BEGIN Record extracts

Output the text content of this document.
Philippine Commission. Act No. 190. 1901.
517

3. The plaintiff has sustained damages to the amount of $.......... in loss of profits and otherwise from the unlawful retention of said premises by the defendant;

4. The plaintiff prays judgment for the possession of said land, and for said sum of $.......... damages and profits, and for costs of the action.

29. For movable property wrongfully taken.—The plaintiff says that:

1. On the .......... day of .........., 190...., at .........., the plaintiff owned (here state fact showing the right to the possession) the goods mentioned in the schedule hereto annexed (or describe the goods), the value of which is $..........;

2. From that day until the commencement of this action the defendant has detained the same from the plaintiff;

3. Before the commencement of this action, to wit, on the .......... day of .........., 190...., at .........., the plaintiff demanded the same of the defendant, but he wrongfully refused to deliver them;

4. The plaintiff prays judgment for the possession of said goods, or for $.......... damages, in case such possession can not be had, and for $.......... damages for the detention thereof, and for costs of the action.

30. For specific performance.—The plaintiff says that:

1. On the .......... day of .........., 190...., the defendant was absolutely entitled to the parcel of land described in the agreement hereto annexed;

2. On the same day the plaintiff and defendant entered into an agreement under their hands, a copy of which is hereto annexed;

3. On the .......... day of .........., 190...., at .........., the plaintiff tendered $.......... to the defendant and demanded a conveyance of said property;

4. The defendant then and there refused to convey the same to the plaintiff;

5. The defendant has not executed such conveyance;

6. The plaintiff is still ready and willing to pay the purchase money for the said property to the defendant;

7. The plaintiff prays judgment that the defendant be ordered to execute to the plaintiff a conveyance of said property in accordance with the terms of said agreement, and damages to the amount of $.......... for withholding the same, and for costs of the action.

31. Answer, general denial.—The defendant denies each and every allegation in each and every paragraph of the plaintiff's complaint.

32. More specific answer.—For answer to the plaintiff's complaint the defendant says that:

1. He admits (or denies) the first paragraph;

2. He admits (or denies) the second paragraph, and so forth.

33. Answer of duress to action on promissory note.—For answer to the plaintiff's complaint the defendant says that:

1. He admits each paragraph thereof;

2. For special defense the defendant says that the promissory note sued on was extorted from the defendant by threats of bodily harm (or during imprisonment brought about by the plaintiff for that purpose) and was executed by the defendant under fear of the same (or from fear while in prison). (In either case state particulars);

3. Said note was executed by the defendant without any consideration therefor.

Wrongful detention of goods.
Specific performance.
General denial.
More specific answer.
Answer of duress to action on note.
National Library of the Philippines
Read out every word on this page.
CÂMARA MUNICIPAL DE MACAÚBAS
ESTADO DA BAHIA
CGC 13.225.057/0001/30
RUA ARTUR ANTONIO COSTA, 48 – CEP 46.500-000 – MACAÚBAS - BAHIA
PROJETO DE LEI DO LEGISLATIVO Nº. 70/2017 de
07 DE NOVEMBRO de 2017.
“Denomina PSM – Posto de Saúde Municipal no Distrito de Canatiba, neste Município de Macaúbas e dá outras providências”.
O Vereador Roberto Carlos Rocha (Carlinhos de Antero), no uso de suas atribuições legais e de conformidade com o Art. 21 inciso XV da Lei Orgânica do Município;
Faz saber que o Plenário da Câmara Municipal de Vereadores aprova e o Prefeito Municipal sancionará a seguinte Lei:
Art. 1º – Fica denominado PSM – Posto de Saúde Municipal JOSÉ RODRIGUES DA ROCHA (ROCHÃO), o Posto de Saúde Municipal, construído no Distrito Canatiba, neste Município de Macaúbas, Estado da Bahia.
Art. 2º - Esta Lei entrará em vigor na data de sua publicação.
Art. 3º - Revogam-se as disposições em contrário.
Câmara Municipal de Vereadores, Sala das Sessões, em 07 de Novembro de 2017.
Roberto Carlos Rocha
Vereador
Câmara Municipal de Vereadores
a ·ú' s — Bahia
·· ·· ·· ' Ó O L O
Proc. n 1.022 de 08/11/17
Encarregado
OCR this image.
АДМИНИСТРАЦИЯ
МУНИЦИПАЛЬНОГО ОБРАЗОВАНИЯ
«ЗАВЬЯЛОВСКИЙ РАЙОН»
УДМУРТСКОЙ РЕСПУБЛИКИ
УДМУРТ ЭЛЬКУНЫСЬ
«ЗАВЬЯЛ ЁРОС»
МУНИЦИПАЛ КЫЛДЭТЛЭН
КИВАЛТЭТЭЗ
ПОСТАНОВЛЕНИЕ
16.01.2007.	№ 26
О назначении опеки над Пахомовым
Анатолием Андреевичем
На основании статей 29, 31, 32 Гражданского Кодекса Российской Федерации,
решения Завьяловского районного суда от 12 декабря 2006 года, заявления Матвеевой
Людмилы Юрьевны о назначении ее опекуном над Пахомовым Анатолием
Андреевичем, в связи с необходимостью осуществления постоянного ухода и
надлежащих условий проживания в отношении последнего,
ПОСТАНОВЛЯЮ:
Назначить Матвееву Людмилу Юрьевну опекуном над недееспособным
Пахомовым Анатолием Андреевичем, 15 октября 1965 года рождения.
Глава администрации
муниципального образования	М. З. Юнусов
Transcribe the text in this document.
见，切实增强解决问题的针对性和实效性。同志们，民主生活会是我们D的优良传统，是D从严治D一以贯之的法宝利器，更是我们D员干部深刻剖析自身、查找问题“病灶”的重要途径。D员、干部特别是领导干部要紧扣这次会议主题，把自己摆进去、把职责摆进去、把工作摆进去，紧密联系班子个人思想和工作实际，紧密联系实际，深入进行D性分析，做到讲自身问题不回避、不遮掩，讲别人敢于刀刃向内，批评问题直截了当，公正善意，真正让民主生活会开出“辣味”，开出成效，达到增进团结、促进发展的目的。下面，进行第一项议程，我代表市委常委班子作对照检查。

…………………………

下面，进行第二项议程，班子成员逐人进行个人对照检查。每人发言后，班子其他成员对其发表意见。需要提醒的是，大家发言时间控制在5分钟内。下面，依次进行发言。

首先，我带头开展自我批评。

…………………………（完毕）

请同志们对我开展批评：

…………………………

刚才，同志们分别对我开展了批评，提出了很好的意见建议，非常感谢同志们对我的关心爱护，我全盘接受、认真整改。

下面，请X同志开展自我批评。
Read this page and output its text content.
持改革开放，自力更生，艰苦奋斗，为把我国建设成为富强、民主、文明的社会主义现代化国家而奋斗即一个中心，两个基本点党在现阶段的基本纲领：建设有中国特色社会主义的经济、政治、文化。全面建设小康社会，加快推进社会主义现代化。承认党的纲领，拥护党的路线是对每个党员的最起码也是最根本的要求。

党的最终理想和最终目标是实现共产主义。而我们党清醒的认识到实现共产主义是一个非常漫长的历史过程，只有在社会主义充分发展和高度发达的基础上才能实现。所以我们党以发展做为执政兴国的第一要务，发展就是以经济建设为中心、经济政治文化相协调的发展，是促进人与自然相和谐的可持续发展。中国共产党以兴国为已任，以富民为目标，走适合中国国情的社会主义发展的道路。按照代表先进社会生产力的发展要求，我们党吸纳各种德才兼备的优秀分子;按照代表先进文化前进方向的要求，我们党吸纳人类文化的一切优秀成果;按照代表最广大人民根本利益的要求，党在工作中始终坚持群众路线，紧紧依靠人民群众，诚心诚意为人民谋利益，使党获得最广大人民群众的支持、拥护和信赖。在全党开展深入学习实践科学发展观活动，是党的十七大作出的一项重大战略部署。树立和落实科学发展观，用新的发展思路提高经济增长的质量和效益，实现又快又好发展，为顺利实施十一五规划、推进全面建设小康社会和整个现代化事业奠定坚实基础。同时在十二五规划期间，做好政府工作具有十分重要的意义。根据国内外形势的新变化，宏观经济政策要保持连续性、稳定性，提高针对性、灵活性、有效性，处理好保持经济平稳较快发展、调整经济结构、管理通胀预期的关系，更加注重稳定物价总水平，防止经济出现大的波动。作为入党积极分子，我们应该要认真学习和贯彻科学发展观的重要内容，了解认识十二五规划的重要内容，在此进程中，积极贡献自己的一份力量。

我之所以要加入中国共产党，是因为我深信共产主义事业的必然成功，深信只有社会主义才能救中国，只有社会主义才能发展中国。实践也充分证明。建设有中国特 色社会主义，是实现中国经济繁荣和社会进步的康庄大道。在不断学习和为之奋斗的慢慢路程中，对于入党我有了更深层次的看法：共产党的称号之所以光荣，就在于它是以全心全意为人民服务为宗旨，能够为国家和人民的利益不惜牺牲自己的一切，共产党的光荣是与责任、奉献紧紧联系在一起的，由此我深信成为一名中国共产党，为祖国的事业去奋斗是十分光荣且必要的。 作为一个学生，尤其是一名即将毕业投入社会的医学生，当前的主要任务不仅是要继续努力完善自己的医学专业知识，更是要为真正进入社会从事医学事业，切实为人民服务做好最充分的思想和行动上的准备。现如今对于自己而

END Record extracts

Directions for this task: For each line in the data above that contains the string "refused", extract the line.

Output for this exercise:
3. Before the commencement of this action, to wit, on the .......... day of .........., 190...., at .........., the plaintiff demanded the same of the defendant, but he wrongfully refused to deliver them;
4. The defendant then and there refused to convey the same to the plaintiff;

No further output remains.